* _What you need to do_
Copy all lines of the listing that include the string "JSON".
******************************
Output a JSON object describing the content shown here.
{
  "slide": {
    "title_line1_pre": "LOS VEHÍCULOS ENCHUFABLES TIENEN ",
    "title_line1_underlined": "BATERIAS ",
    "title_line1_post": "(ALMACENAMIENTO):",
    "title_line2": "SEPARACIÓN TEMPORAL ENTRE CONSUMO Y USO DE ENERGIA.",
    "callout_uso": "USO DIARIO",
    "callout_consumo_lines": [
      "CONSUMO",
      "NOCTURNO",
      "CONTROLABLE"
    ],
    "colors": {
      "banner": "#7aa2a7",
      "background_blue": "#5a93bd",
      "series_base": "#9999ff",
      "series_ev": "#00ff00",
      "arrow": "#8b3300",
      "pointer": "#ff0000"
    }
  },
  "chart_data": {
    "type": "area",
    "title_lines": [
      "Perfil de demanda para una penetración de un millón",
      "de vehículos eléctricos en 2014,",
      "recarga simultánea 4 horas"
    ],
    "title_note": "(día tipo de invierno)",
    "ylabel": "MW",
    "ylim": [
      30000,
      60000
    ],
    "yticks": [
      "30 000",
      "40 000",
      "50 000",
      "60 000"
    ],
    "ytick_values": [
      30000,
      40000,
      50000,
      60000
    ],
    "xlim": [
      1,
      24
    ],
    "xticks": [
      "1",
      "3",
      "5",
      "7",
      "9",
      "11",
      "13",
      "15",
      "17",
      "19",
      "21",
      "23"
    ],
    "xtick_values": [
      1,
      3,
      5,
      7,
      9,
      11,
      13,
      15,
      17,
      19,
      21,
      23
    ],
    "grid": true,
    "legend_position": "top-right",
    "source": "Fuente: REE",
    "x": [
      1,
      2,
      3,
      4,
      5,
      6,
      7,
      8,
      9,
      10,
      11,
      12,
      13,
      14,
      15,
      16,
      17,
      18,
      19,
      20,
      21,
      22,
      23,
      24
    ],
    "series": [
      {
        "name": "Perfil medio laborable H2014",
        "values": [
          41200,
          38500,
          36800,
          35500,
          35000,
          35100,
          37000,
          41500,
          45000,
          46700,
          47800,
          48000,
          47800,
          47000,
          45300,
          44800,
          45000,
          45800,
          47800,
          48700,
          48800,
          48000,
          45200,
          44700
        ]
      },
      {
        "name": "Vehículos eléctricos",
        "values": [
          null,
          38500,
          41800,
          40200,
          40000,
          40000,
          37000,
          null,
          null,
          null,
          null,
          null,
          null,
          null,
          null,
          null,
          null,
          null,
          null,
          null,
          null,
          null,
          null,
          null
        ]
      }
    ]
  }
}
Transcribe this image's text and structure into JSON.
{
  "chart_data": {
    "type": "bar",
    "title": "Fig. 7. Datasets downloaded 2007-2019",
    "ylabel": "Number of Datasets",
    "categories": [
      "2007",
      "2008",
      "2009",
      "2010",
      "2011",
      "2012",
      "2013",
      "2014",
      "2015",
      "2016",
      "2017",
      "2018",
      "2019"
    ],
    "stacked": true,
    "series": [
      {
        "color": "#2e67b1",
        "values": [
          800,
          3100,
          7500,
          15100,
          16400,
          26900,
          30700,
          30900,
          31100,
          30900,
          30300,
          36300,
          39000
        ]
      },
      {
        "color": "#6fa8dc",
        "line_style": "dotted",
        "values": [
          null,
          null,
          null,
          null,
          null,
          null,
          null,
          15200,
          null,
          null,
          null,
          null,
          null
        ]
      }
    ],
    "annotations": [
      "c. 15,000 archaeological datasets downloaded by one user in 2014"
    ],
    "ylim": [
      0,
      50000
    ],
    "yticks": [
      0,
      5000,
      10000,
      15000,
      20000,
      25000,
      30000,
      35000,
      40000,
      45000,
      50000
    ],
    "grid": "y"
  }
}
******************************
* _Complete output_
Output a JSON object describing the content shown here.
Transcribe this image's text and structure into JSON.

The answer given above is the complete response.